Copy, from the entries below, each line in which the string "inferiores" appears.

Dataset items:
§

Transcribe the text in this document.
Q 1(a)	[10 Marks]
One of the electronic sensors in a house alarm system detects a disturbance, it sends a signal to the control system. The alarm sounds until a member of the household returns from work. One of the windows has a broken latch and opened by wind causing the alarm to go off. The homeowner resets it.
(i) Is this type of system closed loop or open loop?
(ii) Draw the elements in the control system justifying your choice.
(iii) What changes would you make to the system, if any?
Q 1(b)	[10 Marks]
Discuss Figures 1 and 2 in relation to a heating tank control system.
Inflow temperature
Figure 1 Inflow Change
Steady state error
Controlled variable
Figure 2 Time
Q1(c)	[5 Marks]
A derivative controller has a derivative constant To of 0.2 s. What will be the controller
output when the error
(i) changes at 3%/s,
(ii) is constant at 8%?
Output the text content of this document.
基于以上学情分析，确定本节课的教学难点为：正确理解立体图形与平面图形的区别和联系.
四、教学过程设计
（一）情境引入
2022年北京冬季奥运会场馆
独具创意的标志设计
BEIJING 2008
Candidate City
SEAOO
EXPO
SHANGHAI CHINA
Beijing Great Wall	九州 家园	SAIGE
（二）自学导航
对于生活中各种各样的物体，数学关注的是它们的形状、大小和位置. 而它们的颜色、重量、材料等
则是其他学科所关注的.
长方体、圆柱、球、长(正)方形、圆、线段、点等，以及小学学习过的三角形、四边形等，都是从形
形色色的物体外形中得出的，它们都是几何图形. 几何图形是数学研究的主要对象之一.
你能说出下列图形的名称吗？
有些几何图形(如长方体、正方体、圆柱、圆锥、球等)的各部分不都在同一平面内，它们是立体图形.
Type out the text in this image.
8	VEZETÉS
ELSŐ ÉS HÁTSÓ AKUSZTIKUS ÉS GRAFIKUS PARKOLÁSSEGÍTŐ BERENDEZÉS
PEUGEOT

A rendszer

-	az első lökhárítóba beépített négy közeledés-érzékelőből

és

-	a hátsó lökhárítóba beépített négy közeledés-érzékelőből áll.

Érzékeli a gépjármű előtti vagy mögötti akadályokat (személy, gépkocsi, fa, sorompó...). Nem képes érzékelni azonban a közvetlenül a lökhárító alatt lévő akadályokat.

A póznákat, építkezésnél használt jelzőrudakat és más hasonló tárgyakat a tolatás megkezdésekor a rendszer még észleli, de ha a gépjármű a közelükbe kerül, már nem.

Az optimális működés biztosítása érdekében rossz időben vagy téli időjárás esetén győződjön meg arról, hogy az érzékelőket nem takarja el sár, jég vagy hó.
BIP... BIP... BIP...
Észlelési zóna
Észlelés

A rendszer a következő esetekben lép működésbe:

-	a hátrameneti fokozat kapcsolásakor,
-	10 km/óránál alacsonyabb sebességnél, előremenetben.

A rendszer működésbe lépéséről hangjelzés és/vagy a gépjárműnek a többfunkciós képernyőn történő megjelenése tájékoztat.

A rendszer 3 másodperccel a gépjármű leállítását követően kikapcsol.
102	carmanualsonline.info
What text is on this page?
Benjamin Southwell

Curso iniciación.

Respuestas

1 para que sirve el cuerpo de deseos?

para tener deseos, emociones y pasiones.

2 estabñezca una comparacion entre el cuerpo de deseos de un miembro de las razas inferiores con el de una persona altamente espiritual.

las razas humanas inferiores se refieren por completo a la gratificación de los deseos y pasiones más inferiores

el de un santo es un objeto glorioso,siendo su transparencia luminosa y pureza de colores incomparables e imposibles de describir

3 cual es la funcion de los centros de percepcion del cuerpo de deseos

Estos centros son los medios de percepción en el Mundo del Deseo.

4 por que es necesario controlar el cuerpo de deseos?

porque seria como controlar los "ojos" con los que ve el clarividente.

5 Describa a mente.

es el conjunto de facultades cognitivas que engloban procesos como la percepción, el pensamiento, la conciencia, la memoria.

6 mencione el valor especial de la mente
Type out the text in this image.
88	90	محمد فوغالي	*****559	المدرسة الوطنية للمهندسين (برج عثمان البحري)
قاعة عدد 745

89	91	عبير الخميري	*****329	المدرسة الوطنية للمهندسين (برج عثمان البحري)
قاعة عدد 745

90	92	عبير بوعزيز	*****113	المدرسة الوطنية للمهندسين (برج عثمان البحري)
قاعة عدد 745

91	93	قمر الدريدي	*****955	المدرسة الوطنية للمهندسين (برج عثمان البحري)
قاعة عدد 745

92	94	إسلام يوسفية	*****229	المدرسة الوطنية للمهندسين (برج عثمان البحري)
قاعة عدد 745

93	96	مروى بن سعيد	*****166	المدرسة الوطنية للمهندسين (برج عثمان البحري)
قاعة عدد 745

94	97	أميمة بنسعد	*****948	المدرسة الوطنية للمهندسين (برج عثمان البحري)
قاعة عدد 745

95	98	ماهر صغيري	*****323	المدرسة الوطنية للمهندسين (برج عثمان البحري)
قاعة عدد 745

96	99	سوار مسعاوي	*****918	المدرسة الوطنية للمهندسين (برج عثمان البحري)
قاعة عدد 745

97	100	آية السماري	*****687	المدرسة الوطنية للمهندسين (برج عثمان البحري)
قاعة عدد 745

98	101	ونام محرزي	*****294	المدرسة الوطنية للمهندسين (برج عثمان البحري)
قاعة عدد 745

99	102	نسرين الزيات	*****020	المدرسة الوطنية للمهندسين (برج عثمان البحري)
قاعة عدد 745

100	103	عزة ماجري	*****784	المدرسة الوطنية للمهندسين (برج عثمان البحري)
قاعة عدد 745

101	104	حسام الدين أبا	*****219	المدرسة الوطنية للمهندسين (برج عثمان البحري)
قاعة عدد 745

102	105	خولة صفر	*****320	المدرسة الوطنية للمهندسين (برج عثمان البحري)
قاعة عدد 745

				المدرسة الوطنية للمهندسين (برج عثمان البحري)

§

RESPONSE >>
2 estabñezca una comparacion entre el cuerpo de deseos de un miembro de las razas inferiores con el de una persona altamente espiritual.
las razas humanas inferiores se refieren por completo a la gratificación de los deseos y pasiones más inferiores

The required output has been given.